» Input rows
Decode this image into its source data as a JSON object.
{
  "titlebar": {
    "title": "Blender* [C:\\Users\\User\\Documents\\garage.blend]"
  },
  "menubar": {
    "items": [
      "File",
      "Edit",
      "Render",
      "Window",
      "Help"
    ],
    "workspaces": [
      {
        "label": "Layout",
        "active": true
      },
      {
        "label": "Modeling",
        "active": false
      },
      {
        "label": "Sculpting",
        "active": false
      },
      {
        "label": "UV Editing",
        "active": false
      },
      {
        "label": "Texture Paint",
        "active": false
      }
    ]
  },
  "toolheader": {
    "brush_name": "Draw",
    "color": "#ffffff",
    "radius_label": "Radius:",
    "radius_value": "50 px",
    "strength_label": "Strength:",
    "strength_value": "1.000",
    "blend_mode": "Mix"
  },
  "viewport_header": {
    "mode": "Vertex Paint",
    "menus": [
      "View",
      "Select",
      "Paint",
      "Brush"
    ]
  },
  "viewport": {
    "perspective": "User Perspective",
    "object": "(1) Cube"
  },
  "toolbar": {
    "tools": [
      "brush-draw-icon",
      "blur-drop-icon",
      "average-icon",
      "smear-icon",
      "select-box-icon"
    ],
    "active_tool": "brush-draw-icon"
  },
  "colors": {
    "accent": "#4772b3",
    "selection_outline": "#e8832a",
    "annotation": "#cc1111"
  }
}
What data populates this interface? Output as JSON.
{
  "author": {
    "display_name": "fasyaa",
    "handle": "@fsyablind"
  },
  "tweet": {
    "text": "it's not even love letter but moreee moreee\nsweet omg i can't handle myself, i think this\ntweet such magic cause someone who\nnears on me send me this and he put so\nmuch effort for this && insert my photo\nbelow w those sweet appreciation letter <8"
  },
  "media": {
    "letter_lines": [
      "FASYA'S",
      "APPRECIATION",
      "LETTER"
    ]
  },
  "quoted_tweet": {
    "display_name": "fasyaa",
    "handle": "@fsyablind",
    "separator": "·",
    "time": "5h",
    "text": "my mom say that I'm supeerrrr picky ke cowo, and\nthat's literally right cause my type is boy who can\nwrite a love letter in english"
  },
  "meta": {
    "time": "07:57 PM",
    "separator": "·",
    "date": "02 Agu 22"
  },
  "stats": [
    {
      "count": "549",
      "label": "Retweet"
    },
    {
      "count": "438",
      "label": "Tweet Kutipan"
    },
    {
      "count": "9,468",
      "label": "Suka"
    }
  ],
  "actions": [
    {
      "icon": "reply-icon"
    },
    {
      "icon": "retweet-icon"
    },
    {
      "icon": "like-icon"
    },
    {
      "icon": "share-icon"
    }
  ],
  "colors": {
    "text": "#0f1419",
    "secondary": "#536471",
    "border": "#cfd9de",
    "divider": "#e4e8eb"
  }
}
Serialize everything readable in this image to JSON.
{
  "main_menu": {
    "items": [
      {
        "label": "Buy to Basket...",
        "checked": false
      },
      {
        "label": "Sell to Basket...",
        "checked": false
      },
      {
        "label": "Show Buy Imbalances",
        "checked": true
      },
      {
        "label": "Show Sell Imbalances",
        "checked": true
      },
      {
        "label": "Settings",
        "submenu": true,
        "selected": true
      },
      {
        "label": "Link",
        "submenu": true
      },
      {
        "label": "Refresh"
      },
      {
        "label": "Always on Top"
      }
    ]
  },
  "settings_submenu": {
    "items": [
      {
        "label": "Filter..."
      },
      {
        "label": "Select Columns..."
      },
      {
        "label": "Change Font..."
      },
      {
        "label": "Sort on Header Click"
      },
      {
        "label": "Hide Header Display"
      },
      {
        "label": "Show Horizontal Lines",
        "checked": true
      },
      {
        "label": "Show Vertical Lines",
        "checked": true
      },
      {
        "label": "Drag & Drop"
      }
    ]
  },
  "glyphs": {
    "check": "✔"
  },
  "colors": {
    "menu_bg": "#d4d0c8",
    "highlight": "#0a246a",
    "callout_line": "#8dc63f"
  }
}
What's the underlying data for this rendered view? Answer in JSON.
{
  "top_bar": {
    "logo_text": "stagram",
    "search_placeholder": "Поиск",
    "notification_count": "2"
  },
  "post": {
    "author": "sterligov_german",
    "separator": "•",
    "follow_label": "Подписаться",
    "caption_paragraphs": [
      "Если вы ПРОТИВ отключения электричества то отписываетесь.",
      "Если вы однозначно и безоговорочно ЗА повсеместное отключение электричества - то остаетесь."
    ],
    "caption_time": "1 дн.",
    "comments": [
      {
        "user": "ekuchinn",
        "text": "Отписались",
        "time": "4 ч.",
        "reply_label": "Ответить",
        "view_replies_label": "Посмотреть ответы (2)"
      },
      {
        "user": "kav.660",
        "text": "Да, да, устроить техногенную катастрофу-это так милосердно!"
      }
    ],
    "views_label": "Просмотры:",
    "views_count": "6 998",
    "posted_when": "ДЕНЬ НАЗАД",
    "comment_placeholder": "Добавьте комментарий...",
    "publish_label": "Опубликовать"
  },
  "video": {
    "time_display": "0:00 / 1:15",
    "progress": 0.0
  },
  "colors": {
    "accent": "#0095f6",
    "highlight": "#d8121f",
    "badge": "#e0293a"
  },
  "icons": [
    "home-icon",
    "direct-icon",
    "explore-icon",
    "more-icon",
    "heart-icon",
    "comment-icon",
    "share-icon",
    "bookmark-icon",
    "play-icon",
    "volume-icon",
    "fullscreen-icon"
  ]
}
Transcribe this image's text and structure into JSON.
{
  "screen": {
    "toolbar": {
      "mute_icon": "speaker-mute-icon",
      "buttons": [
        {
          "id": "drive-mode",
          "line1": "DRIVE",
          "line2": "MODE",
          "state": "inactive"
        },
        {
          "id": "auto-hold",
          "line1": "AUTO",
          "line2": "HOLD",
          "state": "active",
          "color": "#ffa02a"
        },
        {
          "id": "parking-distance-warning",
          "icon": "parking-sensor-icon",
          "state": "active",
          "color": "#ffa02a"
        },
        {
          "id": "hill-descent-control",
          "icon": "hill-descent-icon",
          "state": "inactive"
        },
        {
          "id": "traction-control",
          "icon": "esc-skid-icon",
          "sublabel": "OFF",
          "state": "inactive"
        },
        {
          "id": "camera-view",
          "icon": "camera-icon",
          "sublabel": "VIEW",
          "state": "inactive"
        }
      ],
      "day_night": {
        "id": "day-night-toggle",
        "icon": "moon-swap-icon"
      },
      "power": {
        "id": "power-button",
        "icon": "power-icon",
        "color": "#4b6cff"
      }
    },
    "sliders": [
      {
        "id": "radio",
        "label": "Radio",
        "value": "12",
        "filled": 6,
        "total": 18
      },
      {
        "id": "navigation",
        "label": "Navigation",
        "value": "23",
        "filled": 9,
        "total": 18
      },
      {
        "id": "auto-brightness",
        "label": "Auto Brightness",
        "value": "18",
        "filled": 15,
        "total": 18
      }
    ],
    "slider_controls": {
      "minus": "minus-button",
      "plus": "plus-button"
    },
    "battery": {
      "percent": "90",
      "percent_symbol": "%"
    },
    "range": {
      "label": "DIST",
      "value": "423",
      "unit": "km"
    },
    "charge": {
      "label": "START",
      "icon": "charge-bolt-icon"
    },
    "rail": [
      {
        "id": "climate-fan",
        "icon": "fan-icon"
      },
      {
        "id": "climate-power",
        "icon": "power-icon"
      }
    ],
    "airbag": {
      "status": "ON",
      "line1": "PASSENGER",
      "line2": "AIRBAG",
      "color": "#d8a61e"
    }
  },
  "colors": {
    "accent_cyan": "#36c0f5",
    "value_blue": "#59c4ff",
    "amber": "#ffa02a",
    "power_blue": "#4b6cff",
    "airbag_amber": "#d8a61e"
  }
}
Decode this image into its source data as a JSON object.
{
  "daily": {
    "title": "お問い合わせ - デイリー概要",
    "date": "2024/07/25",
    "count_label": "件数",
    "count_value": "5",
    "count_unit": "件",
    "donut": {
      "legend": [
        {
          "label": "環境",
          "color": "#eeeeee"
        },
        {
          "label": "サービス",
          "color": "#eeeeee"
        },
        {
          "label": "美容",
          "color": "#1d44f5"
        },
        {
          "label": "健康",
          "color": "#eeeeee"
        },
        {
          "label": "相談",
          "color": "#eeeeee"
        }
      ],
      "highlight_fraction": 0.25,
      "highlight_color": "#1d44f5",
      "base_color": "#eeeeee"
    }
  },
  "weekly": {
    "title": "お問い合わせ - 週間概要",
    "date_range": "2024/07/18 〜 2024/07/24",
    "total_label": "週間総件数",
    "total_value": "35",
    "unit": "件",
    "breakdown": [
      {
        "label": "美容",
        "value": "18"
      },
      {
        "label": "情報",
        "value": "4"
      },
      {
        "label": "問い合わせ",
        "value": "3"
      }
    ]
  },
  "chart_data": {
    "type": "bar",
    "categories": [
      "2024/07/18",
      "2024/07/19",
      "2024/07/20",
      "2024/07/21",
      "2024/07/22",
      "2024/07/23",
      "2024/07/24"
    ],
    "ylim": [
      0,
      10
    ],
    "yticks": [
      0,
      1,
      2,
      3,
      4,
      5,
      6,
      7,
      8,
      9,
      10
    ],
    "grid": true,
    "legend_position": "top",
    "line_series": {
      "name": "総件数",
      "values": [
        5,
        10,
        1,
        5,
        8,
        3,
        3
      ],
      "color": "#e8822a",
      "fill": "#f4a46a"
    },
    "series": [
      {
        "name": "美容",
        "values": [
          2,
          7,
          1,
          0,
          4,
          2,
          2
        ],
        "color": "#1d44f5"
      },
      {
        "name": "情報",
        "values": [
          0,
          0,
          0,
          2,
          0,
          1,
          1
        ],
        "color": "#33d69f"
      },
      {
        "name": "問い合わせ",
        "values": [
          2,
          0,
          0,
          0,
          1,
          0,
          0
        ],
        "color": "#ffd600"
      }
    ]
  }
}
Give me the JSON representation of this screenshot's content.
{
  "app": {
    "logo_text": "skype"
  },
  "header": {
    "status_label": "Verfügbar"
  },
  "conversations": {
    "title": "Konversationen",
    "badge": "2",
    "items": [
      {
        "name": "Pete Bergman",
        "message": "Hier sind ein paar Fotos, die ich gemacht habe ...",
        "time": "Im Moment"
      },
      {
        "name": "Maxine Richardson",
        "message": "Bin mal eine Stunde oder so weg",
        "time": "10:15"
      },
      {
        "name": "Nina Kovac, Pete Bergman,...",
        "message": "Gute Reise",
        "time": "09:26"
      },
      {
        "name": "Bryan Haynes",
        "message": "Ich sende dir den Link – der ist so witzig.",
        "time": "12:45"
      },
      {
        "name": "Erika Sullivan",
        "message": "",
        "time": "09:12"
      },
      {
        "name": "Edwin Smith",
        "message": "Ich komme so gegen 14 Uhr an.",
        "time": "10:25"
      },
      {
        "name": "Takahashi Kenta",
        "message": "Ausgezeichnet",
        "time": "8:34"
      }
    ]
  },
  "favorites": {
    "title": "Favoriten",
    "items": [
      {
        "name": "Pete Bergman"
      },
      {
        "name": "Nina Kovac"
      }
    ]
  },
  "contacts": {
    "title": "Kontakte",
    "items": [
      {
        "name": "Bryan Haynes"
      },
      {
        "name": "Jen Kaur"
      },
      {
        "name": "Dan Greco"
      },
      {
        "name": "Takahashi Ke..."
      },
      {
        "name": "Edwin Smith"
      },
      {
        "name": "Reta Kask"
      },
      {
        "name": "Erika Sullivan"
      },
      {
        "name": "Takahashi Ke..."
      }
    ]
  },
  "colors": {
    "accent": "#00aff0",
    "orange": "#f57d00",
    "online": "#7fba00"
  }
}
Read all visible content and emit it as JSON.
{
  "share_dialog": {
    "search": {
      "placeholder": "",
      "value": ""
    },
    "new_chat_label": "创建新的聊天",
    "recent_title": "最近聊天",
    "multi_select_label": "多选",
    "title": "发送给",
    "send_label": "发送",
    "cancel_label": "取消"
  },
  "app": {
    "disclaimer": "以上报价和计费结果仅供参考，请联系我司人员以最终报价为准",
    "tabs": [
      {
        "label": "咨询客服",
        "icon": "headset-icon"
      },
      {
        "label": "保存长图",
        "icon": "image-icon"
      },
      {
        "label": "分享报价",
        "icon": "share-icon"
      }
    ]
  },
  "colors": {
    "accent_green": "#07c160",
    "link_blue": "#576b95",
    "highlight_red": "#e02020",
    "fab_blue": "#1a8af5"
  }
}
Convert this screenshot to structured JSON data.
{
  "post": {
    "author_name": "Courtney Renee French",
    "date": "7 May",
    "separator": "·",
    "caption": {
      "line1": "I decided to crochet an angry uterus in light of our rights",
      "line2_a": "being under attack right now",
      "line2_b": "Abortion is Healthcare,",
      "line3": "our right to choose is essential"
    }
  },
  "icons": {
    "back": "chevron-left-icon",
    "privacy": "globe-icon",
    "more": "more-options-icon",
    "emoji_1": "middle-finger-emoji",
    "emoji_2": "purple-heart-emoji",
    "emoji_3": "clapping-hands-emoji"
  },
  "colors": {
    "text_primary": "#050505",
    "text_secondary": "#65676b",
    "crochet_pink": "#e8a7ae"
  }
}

» What is being asked
Determine how many lines of the listing hold the word "Basket" and reply with that figure alone.

» Reply to the exercise
2